## Source records
◆ ◆ ◆ ◆
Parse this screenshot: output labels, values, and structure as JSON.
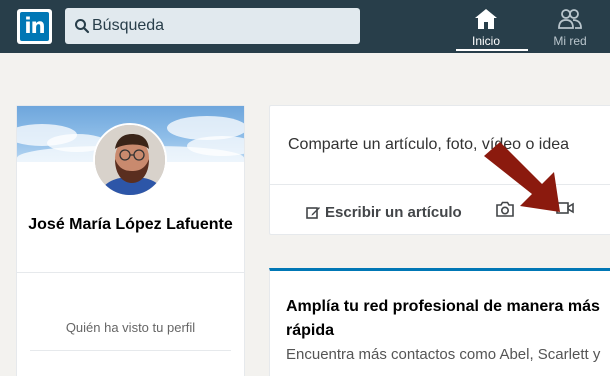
{
  "header": {
    "logo_text": "in",
    "search_placeholder": "Búsqueda",
    "nav": [
      {
        "label": "Inicio",
        "icon": "home-icon",
        "active": true
      },
      {
        "label": "Mi red",
        "icon": "people-icon",
        "active": false
      }
    ]
  },
  "profile": {
    "name": "José María López Lafuente",
    "stat_label": "Quién ha visto tu perfil"
  },
  "share": {
    "prompt": "Comparte un artículo, foto, vídeo o idea",
    "write_label": "Escribir un artículo",
    "photo_icon": "camera-icon",
    "video_icon": "video-icon"
  },
  "feed": {
    "title": "Amplía tu red profesional de manera más rápida",
    "subtitle": "Encuentra más contactos como Abel, Scarlett y"
  },
  "colors": {
    "topbar": "#283e4a",
    "brand": "#0077b5",
    "arrow": "#8b1a0e"
  }
}
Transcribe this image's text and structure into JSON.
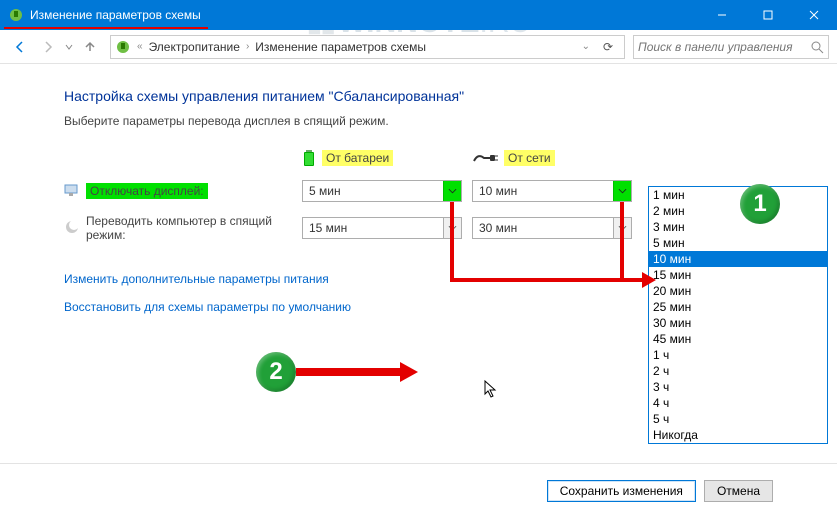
◆ ◆ ◆ ◆
## What you should do
Every record above should be transcribed exactly; the pictures stay out of the copy.

## Output of the exercise
Parse this screenshot: output labels, values, and structure as JSON.
{
  "header": {
    "logo_text": "in",
    "search_placeholder": "Búsqueda",
    "nav": [
      {
        "label": "Inicio",
        "icon": "home-icon",
        "active": true
      },
      {
        "label": "Mi red",
        "icon": "people-icon",
        "active": false
      }
    ]
  },
  "profile": {
    "name": "José María López Lafuente",
    "stat_label": "Quién ha visto tu perfil"
  },
  "share": {
    "prompt": "Comparte un artículo, foto, vídeo o idea",
    "write_label": "Escribir un artículo",
    "photo_icon": "camera-icon",
    "video_icon": "video-icon"
  },
  "feed": {
    "title": "Amplía tu red profesional de manera más rápida",
    "subtitle": "Encuentra más contactos como Abel, Scarlett y"
  },
  "colors": {
    "topbar": "#283e4a",
    "brand": "#0077b5",
    "arrow": "#8b1a0e"
  }
}
Transcribe this image's text and structure into JSON.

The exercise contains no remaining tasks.